— Goal —
Please count the lines in the listing below where the word "России" appears. Give the number only.

## START Listed entries

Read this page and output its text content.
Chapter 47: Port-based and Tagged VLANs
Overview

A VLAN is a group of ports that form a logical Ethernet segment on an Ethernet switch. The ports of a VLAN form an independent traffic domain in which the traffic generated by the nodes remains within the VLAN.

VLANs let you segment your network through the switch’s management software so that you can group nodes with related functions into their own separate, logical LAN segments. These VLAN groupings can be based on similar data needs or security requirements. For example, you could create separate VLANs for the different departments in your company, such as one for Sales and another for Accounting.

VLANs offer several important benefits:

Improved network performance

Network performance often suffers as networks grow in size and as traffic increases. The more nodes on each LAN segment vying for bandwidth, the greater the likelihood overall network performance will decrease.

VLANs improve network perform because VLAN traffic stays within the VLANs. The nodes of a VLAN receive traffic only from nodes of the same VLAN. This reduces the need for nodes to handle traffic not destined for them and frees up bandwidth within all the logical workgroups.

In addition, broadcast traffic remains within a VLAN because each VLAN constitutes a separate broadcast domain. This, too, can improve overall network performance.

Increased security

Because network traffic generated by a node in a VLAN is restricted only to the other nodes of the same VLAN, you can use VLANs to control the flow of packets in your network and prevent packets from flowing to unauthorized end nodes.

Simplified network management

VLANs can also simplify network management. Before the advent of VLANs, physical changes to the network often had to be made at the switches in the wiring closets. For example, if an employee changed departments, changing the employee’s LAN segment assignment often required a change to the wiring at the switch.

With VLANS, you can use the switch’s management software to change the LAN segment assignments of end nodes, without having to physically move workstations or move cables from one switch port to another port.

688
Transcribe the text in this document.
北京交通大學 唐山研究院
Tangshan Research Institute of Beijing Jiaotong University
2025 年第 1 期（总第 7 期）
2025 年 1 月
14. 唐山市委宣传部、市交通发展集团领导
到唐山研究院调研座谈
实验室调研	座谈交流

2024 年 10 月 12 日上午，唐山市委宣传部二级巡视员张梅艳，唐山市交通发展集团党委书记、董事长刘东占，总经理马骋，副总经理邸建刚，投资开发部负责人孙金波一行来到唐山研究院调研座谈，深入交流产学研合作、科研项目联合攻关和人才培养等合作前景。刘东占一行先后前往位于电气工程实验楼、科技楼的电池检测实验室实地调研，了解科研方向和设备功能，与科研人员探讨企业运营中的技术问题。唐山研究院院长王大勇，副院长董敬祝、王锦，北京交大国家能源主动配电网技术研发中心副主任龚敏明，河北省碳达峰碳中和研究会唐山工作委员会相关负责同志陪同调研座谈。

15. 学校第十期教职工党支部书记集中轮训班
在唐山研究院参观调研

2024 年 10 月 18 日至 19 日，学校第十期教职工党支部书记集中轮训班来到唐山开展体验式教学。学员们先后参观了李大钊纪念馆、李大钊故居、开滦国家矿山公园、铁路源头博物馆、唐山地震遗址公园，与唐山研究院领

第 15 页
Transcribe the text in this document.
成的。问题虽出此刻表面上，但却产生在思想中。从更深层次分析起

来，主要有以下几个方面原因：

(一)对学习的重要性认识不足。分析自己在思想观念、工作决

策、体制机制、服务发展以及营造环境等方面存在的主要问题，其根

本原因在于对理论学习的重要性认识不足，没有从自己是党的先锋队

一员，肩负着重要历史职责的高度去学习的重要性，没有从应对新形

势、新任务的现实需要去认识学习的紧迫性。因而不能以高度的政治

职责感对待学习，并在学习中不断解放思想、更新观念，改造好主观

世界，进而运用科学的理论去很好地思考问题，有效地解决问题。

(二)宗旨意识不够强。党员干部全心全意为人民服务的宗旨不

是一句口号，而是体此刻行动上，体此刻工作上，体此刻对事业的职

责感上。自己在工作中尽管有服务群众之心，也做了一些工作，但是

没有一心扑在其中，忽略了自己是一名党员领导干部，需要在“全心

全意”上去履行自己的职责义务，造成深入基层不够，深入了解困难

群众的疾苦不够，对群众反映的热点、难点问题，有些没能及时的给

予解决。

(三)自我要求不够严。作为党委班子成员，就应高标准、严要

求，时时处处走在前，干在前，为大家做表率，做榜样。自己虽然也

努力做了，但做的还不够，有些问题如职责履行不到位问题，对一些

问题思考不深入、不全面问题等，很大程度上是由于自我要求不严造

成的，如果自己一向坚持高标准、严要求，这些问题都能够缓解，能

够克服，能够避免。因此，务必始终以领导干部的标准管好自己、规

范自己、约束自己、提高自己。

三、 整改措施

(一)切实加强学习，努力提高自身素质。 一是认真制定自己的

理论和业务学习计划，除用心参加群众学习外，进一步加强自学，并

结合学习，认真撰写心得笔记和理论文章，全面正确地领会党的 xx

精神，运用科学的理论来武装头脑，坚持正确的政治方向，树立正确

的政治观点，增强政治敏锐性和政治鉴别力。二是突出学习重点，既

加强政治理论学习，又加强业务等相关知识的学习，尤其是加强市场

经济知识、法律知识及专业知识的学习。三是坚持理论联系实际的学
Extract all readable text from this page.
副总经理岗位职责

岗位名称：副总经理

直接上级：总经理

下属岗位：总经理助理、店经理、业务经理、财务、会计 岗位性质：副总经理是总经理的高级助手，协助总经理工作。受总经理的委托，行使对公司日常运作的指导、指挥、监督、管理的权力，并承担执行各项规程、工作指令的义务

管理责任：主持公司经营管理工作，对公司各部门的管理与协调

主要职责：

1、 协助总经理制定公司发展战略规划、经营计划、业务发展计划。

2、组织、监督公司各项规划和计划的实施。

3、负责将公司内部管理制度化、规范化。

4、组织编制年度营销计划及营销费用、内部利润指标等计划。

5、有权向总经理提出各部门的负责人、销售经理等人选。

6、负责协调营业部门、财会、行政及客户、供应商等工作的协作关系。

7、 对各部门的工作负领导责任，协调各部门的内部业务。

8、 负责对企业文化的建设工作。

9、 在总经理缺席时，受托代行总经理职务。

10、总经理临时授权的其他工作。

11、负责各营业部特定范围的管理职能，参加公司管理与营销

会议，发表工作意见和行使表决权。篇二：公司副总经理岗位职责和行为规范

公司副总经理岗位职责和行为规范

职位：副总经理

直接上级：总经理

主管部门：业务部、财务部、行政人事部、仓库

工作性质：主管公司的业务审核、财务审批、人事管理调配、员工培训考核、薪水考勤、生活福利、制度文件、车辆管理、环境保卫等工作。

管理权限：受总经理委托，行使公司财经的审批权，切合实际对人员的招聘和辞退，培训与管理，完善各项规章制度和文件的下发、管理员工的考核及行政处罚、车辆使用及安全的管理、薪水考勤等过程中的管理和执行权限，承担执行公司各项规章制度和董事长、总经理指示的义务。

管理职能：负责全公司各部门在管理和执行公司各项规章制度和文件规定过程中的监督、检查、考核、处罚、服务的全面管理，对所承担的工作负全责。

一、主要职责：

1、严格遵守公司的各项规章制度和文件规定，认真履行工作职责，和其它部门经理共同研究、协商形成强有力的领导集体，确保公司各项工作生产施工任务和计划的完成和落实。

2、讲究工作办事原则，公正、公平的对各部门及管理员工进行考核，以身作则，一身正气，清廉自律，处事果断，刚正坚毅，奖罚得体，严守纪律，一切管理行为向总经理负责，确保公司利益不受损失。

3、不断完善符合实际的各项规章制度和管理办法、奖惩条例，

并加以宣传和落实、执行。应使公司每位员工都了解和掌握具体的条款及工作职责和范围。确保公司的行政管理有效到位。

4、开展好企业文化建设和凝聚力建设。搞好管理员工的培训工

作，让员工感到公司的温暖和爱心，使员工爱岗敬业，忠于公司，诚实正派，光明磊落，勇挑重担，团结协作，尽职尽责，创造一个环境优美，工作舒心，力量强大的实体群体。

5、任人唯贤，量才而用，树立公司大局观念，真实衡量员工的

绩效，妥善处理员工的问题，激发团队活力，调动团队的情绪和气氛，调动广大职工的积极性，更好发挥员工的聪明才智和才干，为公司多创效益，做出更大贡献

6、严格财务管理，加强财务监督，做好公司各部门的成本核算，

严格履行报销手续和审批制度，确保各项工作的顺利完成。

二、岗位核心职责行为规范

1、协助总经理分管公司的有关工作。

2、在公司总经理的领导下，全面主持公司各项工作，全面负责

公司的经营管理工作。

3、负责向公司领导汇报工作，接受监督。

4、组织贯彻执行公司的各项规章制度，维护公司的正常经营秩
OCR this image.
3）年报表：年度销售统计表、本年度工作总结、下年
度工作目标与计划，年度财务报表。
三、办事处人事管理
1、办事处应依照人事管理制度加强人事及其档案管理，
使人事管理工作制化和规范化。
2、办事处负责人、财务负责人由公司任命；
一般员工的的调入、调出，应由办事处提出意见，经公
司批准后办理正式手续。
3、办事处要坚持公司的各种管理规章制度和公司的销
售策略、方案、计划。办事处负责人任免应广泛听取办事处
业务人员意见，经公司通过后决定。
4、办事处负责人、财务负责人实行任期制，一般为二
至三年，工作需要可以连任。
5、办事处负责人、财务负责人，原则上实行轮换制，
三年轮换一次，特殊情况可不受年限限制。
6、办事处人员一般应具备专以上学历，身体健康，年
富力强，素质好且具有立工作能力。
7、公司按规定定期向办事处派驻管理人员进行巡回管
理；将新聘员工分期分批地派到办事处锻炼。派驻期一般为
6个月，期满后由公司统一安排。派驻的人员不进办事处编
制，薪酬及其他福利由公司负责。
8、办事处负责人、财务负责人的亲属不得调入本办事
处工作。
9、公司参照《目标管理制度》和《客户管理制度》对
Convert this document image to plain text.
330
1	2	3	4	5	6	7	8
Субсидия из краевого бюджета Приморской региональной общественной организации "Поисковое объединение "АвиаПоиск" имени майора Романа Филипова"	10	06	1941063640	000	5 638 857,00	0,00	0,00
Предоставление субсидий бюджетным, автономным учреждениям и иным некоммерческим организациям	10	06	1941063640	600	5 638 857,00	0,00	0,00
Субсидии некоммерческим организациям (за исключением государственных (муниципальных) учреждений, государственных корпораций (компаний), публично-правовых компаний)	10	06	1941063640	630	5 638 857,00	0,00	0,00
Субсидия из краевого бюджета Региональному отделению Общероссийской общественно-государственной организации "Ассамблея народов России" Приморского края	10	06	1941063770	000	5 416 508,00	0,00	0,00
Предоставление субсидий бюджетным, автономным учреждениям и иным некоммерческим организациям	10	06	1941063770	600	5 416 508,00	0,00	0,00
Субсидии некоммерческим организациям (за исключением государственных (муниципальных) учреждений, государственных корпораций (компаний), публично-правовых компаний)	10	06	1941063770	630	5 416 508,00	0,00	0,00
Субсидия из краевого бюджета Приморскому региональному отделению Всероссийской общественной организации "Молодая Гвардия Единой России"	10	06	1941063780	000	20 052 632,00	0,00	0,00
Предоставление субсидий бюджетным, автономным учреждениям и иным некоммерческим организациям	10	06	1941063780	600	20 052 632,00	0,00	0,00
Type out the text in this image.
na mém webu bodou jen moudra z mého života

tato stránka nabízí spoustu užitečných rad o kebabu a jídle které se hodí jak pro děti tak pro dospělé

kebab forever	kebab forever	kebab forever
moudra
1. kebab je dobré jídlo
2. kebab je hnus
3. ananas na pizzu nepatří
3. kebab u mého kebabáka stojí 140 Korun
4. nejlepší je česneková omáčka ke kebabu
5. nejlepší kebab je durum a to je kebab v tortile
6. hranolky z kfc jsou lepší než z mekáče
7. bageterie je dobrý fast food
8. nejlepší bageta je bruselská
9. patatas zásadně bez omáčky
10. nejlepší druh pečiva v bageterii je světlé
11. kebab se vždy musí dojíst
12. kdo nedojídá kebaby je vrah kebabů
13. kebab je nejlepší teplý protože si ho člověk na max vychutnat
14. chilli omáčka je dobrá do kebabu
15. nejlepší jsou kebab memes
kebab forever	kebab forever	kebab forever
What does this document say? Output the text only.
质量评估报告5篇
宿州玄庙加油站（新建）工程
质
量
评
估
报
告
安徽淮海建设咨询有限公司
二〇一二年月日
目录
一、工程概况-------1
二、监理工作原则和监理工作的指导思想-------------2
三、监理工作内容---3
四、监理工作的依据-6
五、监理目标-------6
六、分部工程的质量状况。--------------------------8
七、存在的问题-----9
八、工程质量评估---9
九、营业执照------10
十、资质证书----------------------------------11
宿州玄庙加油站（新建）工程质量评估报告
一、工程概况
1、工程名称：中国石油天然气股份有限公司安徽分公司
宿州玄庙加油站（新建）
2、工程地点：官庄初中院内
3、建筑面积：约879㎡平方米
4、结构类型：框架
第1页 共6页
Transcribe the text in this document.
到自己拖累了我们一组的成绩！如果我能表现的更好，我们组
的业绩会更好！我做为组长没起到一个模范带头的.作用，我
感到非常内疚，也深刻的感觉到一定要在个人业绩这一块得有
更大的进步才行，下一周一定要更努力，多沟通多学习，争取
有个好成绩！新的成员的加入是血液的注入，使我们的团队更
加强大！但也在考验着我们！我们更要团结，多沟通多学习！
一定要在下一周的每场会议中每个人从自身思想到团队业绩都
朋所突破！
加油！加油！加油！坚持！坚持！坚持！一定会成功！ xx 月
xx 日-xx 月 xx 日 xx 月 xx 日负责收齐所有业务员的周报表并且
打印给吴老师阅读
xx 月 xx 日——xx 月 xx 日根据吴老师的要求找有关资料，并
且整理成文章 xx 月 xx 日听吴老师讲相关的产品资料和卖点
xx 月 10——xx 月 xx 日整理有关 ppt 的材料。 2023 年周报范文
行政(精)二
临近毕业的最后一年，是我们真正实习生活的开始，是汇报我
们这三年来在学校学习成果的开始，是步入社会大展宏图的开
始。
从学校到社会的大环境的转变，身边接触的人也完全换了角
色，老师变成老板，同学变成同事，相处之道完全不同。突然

## END Listed entries

— Task solution —
2